** Exercise **
Identify all lines in the listing that include the word "JSON", and copy them out.
── Data records ──
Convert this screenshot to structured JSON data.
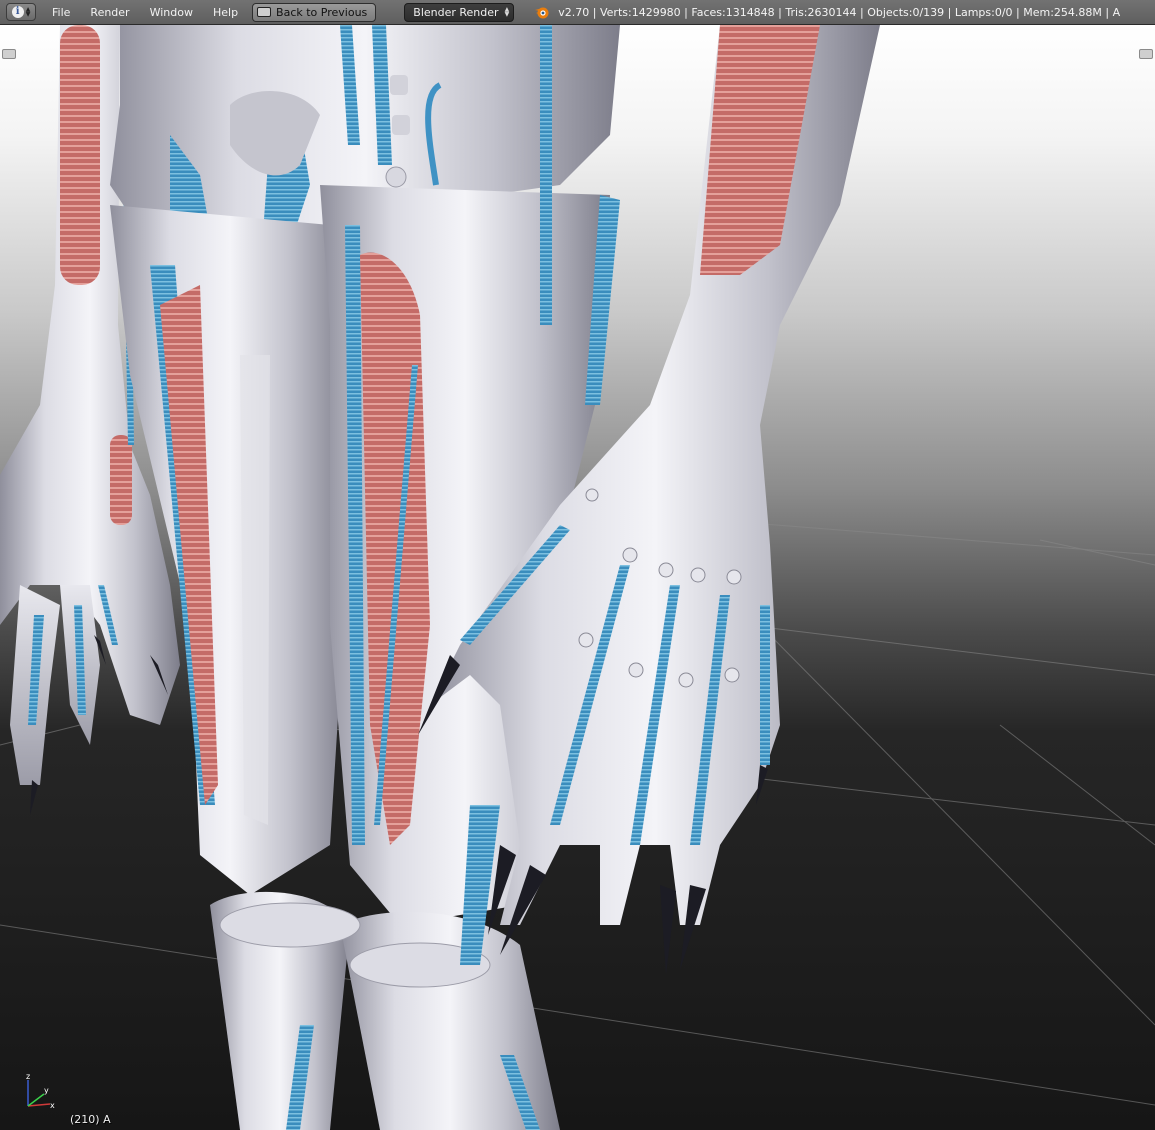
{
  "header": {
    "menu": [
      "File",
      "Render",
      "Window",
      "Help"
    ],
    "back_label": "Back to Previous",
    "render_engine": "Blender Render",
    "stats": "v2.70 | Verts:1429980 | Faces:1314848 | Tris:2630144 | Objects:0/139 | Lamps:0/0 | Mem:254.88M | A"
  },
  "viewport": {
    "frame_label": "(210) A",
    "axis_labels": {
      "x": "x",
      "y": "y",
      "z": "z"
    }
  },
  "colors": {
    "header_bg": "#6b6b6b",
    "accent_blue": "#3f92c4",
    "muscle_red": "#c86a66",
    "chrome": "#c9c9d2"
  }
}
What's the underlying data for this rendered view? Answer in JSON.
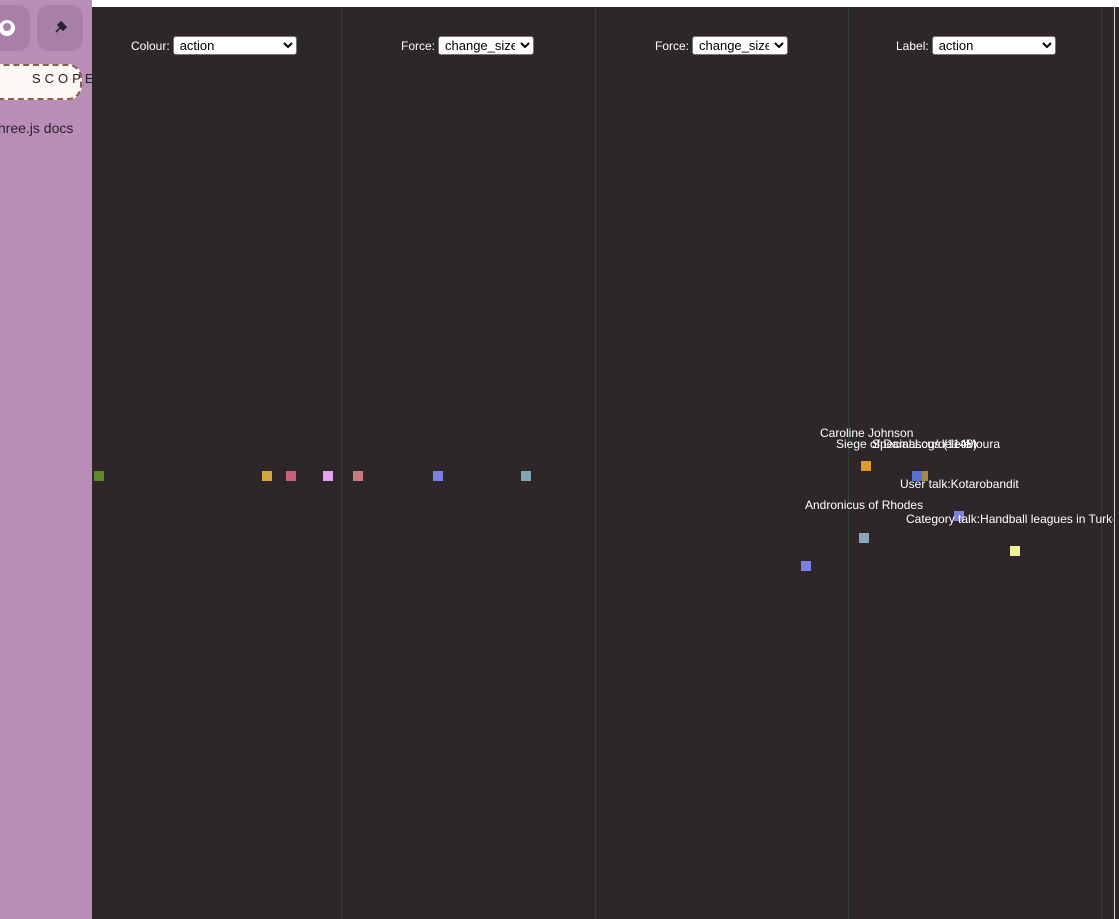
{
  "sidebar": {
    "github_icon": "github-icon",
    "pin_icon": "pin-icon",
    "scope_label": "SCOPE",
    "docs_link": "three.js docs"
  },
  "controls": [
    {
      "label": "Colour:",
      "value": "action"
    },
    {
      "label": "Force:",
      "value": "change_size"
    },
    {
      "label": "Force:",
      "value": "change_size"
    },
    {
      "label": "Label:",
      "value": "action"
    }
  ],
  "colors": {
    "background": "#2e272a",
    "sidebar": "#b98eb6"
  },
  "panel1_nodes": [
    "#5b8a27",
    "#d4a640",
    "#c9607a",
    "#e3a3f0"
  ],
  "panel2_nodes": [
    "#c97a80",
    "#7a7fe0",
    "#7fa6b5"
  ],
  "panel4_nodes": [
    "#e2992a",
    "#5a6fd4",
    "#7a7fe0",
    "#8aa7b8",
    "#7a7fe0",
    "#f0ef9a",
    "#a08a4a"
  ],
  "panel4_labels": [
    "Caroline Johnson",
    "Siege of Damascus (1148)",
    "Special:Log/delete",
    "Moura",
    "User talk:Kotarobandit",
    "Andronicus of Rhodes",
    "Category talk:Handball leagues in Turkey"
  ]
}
───
** Solution below **
Convert this screenshot to structured JSON data.
What's the underlying data for this rendered view? Answer in JSON.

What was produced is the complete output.